DIRECTIONS FOR THIS TASK
Reproduce the records verbatim from the start through the line that contains "band-blue-bar xyxy=(0,141,1500,156)", including that line.

※

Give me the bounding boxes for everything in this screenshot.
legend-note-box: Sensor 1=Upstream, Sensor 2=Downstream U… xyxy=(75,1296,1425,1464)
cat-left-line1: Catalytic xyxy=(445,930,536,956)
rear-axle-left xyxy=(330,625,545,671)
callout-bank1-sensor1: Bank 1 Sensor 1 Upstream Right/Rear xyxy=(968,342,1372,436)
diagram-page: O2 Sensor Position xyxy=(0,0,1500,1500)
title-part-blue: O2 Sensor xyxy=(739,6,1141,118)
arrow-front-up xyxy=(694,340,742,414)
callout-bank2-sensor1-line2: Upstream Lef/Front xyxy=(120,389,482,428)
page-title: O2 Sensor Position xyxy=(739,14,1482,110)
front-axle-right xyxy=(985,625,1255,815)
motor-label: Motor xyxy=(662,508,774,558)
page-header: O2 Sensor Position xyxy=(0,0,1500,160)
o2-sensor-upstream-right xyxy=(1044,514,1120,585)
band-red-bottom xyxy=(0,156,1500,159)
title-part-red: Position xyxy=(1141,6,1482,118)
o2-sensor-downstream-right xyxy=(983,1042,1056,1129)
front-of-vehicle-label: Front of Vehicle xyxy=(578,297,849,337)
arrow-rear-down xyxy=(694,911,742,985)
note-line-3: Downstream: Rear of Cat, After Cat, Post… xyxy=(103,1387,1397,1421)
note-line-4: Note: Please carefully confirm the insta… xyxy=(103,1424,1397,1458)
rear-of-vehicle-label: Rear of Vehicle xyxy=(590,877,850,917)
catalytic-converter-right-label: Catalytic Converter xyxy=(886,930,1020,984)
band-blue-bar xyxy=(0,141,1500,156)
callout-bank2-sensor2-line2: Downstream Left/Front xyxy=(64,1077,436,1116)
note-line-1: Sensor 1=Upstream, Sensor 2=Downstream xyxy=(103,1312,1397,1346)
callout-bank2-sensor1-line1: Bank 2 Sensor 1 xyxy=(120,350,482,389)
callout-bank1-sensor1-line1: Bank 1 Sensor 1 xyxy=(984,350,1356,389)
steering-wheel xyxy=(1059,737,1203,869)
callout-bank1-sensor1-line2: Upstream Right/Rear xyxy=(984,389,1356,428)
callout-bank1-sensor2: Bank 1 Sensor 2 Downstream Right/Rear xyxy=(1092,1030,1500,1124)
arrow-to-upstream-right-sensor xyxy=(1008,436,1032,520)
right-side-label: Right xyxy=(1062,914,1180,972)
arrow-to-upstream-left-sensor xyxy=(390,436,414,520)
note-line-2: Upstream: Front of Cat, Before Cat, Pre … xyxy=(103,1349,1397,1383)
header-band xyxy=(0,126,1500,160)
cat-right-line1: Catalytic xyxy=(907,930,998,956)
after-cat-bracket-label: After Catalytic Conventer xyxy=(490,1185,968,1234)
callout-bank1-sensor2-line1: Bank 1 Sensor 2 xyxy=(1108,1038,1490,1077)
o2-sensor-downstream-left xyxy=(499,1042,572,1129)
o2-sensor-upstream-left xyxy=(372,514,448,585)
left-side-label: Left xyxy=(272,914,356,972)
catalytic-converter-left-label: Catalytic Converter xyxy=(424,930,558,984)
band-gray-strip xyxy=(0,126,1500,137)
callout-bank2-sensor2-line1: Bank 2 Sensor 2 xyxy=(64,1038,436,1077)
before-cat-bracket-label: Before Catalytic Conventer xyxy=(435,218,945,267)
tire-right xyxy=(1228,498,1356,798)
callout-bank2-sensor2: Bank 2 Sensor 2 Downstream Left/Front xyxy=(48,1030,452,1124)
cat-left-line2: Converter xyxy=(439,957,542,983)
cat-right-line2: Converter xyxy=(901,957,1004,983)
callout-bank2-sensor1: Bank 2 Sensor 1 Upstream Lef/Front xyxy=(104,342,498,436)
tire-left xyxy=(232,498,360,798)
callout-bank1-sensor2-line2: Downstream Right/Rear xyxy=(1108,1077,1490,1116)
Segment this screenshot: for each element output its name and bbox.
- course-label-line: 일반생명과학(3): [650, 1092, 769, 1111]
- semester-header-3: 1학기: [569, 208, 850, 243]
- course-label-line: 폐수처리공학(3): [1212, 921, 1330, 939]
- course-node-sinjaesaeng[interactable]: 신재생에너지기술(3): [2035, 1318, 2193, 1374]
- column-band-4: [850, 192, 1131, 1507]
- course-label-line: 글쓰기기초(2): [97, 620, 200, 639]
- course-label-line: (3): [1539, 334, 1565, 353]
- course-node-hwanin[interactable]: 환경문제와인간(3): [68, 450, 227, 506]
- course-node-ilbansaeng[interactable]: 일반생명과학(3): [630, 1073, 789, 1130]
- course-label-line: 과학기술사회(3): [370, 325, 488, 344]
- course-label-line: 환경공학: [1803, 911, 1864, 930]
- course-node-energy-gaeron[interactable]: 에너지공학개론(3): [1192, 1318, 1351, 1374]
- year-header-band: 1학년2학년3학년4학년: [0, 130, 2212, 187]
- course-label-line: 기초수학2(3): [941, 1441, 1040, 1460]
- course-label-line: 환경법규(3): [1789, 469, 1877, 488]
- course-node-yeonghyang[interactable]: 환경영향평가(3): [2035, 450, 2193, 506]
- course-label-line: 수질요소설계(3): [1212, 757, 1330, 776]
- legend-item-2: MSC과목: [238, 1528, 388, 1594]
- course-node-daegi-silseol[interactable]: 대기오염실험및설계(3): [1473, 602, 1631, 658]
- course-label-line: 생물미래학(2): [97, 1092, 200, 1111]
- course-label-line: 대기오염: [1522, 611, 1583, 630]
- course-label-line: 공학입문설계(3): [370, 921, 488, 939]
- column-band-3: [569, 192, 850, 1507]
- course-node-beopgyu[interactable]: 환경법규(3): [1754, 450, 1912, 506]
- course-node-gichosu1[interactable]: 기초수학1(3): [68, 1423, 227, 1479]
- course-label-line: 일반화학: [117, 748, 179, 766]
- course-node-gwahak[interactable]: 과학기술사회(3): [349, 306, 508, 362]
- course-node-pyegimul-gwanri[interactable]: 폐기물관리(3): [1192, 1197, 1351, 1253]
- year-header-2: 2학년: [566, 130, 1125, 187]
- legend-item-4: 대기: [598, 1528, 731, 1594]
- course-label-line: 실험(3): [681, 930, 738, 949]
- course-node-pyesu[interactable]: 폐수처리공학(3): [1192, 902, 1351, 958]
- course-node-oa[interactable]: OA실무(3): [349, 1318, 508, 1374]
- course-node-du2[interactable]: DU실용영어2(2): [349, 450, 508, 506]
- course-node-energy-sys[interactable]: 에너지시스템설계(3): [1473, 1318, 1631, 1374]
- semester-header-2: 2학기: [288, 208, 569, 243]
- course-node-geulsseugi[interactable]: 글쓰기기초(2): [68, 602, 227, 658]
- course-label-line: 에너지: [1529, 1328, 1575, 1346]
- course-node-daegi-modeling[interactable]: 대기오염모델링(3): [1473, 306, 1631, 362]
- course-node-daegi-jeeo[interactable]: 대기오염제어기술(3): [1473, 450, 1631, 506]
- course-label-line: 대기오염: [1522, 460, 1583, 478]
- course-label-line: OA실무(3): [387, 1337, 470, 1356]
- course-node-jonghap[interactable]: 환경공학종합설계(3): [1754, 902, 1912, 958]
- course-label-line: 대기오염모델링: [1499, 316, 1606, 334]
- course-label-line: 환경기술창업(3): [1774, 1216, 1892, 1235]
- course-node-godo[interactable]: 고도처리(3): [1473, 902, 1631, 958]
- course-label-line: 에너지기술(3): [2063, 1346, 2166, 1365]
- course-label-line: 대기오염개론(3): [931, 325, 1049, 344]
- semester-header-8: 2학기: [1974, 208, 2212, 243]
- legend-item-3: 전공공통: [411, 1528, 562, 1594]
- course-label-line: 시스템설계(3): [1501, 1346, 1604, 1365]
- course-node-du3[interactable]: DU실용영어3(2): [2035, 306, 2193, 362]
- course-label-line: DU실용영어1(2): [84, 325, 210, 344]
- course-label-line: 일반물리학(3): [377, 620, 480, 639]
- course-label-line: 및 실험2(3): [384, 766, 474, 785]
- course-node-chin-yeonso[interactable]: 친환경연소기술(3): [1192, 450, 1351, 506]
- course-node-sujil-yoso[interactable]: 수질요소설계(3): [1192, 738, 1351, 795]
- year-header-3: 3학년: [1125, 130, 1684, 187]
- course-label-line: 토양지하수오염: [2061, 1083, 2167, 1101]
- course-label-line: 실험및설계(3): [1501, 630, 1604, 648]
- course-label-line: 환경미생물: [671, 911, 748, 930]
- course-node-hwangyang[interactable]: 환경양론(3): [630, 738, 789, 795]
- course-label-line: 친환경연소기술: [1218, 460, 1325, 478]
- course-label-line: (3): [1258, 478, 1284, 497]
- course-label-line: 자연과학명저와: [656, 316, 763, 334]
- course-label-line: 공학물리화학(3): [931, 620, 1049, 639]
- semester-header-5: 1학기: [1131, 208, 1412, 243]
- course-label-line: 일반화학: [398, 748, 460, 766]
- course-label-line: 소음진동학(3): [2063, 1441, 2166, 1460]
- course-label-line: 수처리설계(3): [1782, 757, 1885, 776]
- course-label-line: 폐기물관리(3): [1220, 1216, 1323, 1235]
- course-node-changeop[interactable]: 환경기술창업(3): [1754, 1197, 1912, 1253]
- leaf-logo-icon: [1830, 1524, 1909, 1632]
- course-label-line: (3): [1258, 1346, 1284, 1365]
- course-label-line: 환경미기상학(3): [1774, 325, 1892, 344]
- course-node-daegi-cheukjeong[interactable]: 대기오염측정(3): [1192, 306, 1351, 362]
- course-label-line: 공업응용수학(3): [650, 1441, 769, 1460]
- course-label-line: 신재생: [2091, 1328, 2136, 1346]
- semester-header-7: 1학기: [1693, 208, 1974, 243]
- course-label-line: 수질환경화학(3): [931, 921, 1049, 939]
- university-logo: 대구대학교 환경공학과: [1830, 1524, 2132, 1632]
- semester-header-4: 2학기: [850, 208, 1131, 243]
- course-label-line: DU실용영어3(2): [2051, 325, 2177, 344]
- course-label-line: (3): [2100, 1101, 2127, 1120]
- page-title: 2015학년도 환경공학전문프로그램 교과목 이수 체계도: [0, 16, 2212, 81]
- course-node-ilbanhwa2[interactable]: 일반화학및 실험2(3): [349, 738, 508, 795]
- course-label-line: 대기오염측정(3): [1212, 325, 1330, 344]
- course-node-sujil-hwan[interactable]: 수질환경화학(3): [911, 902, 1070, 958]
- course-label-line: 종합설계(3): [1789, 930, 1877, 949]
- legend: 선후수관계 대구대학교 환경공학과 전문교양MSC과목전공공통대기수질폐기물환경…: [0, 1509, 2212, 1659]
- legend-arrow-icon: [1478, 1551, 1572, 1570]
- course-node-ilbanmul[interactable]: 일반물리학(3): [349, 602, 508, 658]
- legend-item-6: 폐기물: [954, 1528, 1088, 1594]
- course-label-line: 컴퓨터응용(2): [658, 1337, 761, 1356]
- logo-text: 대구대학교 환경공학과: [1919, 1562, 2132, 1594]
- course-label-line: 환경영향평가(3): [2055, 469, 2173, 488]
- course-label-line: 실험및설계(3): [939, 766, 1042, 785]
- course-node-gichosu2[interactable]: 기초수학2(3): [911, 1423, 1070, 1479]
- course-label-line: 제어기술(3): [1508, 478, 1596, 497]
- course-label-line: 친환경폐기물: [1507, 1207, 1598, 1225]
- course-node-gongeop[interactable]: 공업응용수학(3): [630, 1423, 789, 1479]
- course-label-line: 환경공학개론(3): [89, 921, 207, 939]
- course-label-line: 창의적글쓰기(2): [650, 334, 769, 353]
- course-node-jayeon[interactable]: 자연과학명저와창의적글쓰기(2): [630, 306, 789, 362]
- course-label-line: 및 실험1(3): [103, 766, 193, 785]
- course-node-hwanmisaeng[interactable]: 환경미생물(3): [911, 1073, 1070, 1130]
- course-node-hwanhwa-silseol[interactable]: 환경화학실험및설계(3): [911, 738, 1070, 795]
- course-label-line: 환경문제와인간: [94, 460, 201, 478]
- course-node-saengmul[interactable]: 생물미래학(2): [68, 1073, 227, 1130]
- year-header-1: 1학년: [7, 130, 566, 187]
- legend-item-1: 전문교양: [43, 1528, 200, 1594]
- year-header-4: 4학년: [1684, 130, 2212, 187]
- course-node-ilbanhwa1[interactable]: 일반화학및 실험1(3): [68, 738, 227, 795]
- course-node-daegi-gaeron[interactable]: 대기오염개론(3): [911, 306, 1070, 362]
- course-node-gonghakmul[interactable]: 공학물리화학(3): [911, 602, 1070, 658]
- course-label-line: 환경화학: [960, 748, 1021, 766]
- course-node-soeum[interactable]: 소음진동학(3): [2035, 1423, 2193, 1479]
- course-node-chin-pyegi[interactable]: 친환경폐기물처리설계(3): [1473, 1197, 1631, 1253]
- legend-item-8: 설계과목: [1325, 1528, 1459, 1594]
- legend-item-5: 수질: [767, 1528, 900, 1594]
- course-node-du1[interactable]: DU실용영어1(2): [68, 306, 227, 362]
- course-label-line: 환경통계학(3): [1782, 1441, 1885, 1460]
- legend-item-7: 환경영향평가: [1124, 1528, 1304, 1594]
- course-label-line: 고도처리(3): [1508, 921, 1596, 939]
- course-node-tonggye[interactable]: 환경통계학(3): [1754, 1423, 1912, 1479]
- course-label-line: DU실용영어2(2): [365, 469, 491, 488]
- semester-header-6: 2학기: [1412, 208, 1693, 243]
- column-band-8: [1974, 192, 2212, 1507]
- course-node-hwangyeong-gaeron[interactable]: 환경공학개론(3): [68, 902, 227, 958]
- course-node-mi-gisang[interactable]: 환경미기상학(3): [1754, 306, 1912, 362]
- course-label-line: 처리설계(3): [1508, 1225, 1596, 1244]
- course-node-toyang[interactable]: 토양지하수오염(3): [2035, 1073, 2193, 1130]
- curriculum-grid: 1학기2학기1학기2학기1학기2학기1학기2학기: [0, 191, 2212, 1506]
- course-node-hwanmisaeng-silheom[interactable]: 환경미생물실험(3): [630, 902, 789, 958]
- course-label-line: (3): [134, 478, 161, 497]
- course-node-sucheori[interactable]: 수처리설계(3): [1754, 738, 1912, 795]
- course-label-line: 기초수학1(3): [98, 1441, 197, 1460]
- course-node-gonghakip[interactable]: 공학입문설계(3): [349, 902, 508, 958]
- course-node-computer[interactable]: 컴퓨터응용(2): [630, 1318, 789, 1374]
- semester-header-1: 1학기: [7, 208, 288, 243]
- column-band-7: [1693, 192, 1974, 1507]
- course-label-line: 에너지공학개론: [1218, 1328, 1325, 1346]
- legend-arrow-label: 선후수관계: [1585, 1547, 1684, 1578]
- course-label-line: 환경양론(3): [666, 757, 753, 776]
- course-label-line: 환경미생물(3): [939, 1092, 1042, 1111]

※

SOLVED PROBLEM
Give me the bounding boxes for everything in this screenshot.
legend-note-box: Sensor 1=Upstream, Sensor 2=Downstream U… xyxy=(75,1296,1425,1464)
cat-left-line1: Catalytic xyxy=(445,930,536,956)
rear-axle-left xyxy=(330,625,545,671)
callout-bank1-sensor1: Bank 1 Sensor 1 Upstream Right/Rear xyxy=(968,342,1372,436)
diagram-page: O2 Sensor Position xyxy=(0,0,1500,1500)
title-part-blue: O2 Sensor xyxy=(739,6,1141,118)
arrow-front-up xyxy=(694,340,742,414)
callout-bank2-sensor1-line2: Upstream Lef/Front xyxy=(120,389,482,428)
page-title: O2 Sensor Position xyxy=(739,14,1482,110)
front-axle-right xyxy=(985,625,1255,815)
motor-label: Motor xyxy=(662,508,774,558)
page-header: O2 Sensor Position xyxy=(0,0,1500,160)
o2-sensor-upstream-right xyxy=(1044,514,1120,585)
band-red-bottom xyxy=(0,156,1500,159)
title-part-red: Position xyxy=(1141,6,1482,118)
o2-sensor-downstream-right xyxy=(983,1042,1056,1129)
front-of-vehicle-label: Front of Vehicle xyxy=(578,297,849,337)
arrow-rear-down xyxy=(694,911,742,985)
note-line-3: Downstream: Rear of Cat, After Cat, Post… xyxy=(103,1387,1397,1421)
note-line-4: Note: Please carefully confirm the insta… xyxy=(103,1424,1397,1458)
rear-of-vehicle-label: Rear of Vehicle xyxy=(590,877,850,917)
catalytic-converter-right-label: Catalytic Converter xyxy=(886,930,1020,984)
band-blue-bar xyxy=(0,141,1500,156)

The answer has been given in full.